If we were able to realize the full potential of the new technologies and strategies that we have embraced over the past 15 years, we’d be living in software-development nirvana. The cloud was supposed to eliminate downtime. In theory, microservices make apps more agile and greatly increase the efficiency of the teams that develop and administer software built around a microservices infrastructure. Orchestrators and automated provisioning were supposed to remove tedious, manual processes from admins’ lives as easy as clicking buttons.

Yet with all of the innovations that the computing world has seen since the early 2000s, nirvana remains elusive. New tools are not being used to maximum effect because, as the toolsets have expanded in size and apps have been broken into smaller services, learning curves have also increased. We lack solutions that can bridge or integrate all of the different technologies we work with today. And above all, despite the significance of DevOps, culture change has not kept pace in many respects with technological change.
----
● Work to complete
• a. Retype the passage on software-development technologies between "Yet with all" and "with technological change.", inclusive.
• b. In the passage on software-development technologies, what was the cloud supposed to eliminate?
• c. Carry on the passage on software-development technologies from its final sentence.
The material that follows is not needed for anything here.

● Material
----
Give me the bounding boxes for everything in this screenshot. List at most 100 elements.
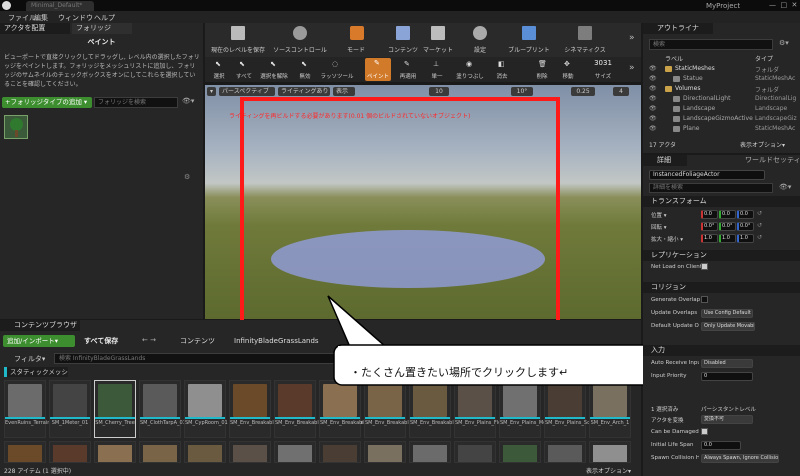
----
● Task-by-task answers
• a.
Yet with all of the innovations that the computing world has seen since the early 2000s, nirvana remains elusive. New tools are not being used to maximum effect because, as the toolsets have expanded in size and apps have been broken into smaller services, learning curves have also increased. We lack solutions that can bridge or integrate all of the different technologies we work with today. And above all, despite the significance of DevOps, culture change has not kept pace in many respects with technological change.

• b. Downtime.

• c.
As a result, workflows are still not nearly as streamlined as they could be. Admins still spend lots of their workdays manually provisioning or configuring software that is supposed to be deployed automatically.

Why have we fallen short of achieving software-development nirvana? At the root of the problem lie the following five challenges, which persist despite all of the technological innovations of the past 15 years:

  • The average organization is not Netflix or Google. It’s smaller and has fewer resources. As a result, it can’t consume or implement new technologies in the same way—even though many organizations mistakenly try to do this. Nor does the average organization have the staff or capital to build new tools from the ground up to suit its particular needs in the way that tech giants can.
  • Companies try to implement new tools without realizing that these tools often come with huge learning curves. New tools that often seem elegant are only useful in practice as long as engineering teams can use them without being required to learn the underlying architecture that these tools are supposed to abstract away.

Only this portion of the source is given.